=== Source records ===

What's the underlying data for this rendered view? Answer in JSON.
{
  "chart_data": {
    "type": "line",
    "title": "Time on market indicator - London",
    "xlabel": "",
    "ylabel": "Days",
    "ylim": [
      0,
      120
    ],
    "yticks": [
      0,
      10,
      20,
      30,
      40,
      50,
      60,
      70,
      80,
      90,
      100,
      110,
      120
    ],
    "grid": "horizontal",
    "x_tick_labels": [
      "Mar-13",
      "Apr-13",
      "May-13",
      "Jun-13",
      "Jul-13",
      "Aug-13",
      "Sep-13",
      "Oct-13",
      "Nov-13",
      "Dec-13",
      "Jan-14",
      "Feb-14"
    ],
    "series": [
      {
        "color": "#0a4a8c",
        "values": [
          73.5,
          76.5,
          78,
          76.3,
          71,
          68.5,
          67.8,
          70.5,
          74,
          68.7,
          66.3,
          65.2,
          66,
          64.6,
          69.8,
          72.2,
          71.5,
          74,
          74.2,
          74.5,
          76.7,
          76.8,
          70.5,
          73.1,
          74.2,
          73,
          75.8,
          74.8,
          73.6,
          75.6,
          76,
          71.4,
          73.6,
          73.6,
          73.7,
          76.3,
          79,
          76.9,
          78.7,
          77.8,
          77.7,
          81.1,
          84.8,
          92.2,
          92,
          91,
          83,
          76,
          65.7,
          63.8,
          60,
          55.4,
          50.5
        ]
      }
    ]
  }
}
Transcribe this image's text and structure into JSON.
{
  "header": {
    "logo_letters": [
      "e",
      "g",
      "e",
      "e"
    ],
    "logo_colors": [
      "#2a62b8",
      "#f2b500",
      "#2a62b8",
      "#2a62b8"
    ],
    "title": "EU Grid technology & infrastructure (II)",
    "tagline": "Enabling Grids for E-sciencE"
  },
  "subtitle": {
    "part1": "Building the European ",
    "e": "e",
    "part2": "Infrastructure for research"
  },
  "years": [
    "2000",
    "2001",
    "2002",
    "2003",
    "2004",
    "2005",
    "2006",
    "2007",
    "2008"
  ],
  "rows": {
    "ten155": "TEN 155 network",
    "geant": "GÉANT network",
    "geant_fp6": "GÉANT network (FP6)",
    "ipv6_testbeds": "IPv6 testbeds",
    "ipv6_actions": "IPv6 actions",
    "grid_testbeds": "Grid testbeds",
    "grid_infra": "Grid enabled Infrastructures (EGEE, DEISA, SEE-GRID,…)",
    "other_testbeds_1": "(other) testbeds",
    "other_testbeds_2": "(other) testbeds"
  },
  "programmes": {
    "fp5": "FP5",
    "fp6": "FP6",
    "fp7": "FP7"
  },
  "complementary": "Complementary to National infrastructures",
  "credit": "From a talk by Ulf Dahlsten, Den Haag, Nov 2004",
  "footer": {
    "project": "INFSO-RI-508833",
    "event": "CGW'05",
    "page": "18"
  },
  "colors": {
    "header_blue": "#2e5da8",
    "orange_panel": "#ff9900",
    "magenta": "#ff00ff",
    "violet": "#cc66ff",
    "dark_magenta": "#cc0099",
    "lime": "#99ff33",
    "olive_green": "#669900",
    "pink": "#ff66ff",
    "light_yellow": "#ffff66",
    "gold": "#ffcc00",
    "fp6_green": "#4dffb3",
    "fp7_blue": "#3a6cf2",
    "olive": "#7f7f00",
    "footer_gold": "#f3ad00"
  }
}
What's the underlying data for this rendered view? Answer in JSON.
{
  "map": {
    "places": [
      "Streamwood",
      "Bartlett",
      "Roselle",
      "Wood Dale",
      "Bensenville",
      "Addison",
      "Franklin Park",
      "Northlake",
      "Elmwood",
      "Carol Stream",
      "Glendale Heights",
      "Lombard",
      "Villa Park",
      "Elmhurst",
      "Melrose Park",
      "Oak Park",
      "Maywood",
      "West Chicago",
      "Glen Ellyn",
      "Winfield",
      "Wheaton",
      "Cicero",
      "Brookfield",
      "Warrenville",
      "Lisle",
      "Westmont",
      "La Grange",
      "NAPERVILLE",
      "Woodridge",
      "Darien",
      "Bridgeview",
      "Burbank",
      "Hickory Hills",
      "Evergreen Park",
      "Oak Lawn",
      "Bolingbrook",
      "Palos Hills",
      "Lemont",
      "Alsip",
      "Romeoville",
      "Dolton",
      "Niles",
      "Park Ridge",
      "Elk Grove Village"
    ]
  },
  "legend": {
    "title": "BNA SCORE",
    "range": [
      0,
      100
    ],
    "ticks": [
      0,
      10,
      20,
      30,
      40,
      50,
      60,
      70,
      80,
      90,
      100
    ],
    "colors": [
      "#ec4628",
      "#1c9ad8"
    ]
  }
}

===

Exercise aim — Write the data out again in full and exactly.

Exercise answer —
What's the underlying data for this rendered view? Answer in JSON.
{
  "chart_data": {
    "type": "line",
    "title": "Time on market indicator - London",
    "xlabel": "",
    "ylabel": "Days",
    "ylim": [
      0,
      120
    ],
    "yticks": [
      0,
      10,
      20,
      30,
      40,
      50,
      60,
      70,
      80,
      90,
      100,
      110,
      120
    ],
    "grid": "horizontal",
    "x_tick_labels": [
      "Mar-13",
      "Apr-13",
      "May-13",
      "Jun-13",
      "Jul-13",
      "Aug-13",
      "Sep-13",
      "Oct-13",
      "Nov-13",
      "Dec-13",
      "Jan-14",
      "Feb-14"
    ],
    "series": [
      {
        "color": "#0a4a8c",
        "values": [
          73.5,
          76.5,
          78,
          76.3,
          71,
          68.5,
          67.8,
          70.5,
          74,
          68.7,
          66.3,
          65.2,
          66,
          64.6,
          69.8,
          72.2,
          71.5,
          74,
          74.2,
          74.5,
          76.7,
          76.8,
          70.5,
          73.1,
          74.2,
          73,
          75.8,
          74.8,
          73.6,
          75.6,
          76,
          71.4,
          73.6,
          73.6,
          73.7,
          76.3,
          79,
          76.9,
          78.7,
          77.8,
          77.7,
          81.1,
          84.8,
          92.2,
          92,
          91,
          83,
          76,
          65.7,
          63.8,
          60,
          55.4,
          50.5
        ]
      }
    ]
  }
}
Transcribe this image's text and structure into JSON.
{
  "header": {
    "logo_letters": [
      "e",
      "g",
      "e",
      "e"
    ],
    "logo_colors": [
      "#2a62b8",
      "#f2b500",
      "#2a62b8",
      "#2a62b8"
    ],
    "title": "EU Grid technology & infrastructure (II)",
    "tagline": "Enabling Grids for E-sciencE"
  },
  "subtitle": {
    "part1": "Building the European ",
    "e": "e",
    "part2": "Infrastructure for research"
  },
  "years": [
    "2000",
    "2001",
    "2002",
    "2003",
    "2004",
    "2005",
    "2006",
    "2007",
    "2008"
  ],
  "rows": {
    "ten155": "TEN 155 network",
    "geant": "GÉANT network",
    "geant_fp6": "GÉANT network (FP6)",
    "ipv6_testbeds": "IPv6 testbeds",
    "ipv6_actions": "IPv6 actions",
    "grid_testbeds": "Grid testbeds",
    "grid_infra": "Grid enabled Infrastructures (EGEE, DEISA, SEE-GRID,…)",
    "other_testbeds_1": "(other) testbeds",
    "other_testbeds_2": "(other) testbeds"
  },
  "programmes": {
    "fp5": "FP5",
    "fp6": "FP6",
    "fp7": "FP7"
  },
  "complementary": "Complementary to National infrastructures",
  "credit": "From a talk by Ulf Dahlsten, Den Haag, Nov 2004",
  "footer": {
    "project": "INFSO-RI-508833",
    "event": "CGW'05",
    "page": "18"
  },
  "colors": {
    "header_blue": "#2e5da8",
    "orange_panel": "#ff9900",
    "magenta": "#ff00ff",
    "violet": "#cc66ff",
    "dark_magenta": "#cc0099",
    "lime": "#99ff33",
    "olive_green": "#669900",
    "pink": "#ff66ff",
    "light_yellow": "#ffff66",
    "gold": "#ffcc00",
    "fp6_green": "#4dffb3",
    "fp7_blue": "#3a6cf2",
    "olive": "#7f7f00",
    "footer_gold": "#f3ad00"
  }
}
What's the underlying data for this rendered view? Answer in JSON.
{
  "map": {
    "places": [
      "Streamwood",
      "Bartlett",
      "Roselle",
      "Wood Dale",
      "Bensenville",
      "Addison",
      "Franklin Park",
      "Northlake",
      "Elmwood",
      "Carol Stream",
      "Glendale Heights",
      "Lombard",
      "Villa Park",
      "Elmhurst",
      "Melrose Park",
      "Oak Park",
      "Maywood",
      "West Chicago",
      "Glen Ellyn",
      "Winfield",
      "Wheaton",
      "Cicero",
      "Brookfield",
      "Warrenville",
      "Lisle",
      "Westmont",
      "La Grange",
      "NAPERVILLE",
      "Woodridge",
      "Darien",
      "Bridgeview",
      "Burbank",
      "Hickory Hills",
      "Evergreen Park",
      "Oak Lawn",
      "Bolingbrook",
      "Palos Hills",
      "Lemont",
      "Alsip",
      "Romeoville",
      "Dolton",
      "Niles",
      "Park Ridge",
      "Elk Grove Village"
    ]
  },
  "legend": {
    "title": "BNA SCORE",
    "range": [
      0,
      100
    ],
    "ticks": [
      0,
      10,
      20,
      30,
      40,
      50,
      60,
      70,
      80,
      90,
      100
    ],
    "colors": [
      "#ec4628",
      "#1c9ad8"
    ]
  }
}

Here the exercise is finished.